REQUIREMENT ▸ Every line of the data must be copied exactly.

INPUT RECORDS ▸
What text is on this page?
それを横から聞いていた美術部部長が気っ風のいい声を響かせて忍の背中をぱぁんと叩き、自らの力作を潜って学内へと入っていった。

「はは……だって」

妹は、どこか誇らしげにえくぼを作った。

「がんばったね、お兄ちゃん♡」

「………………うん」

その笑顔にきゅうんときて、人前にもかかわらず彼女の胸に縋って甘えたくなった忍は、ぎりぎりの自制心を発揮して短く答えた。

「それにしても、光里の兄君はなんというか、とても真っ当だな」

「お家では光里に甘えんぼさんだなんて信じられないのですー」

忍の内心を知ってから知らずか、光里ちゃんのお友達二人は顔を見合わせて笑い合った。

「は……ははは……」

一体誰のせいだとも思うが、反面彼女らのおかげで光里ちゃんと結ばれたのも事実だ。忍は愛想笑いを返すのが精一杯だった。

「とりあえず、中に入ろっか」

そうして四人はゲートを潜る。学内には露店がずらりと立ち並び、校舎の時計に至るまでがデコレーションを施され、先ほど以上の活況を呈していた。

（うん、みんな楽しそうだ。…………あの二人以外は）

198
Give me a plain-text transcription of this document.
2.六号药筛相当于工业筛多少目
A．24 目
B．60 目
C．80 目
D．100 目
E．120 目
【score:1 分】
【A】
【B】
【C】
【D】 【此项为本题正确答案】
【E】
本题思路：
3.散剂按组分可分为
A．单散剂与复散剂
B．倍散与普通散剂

RESPONSE BELOW ▸
What text is on this page?
それを横から聞いていた美術部部長が気っ風のいい声を響かせて忍の背中をぱぁんと叩き、自らの力作を潜って学内へと入っていった。

「はは……だって」

妹は、どこか誇らしげにえくぼを作った。

「がんばったね、お兄ちゃん♡」

「………………うん」

その笑顔にきゅうんときて、人前にもかかわらず彼女の胸に縋って甘えたくなった忍は、ぎりぎりの自制心を発揮して短く答えた。

「それにしても、光里の兄君はなんというか、とても真っ当だな」

「お家では光里に甘えんぼさんだなんて信じられないのですー」

忍の内心を知ってから知らずか、光里ちゃんのお友達二人は顔を見合わせて笑い合った。

「は……ははは……」

一体誰のせいだとも思うが、反面彼女らのおかげで光里ちゃんと結ばれたのも事実だ。忍は愛想笑いを返すのが精一杯だった。

「とりあえず、中に入ろっか」

そうして四人はゲートを潜る。学内には露店がずらりと立ち並び、校舎の時計に至るまでがデコレーションを施され、先ほど以上の活況を呈していた。

（うん、みんな楽しそうだ。…………あの二人以外は）

198
Give me a plain-text transcription of this document.
2.六号药筛相当于工业筛多少目
A．24 目
B．60 目
C．80 目
D．100 目
E．120 目
【score:1 分】
【A】
【B】
【C】
【D】 【此项为本题正确答案】
【E】
本题思路：
3.散剂按组分可分为
A．单散剂与复散剂
B．倍散与普通散剂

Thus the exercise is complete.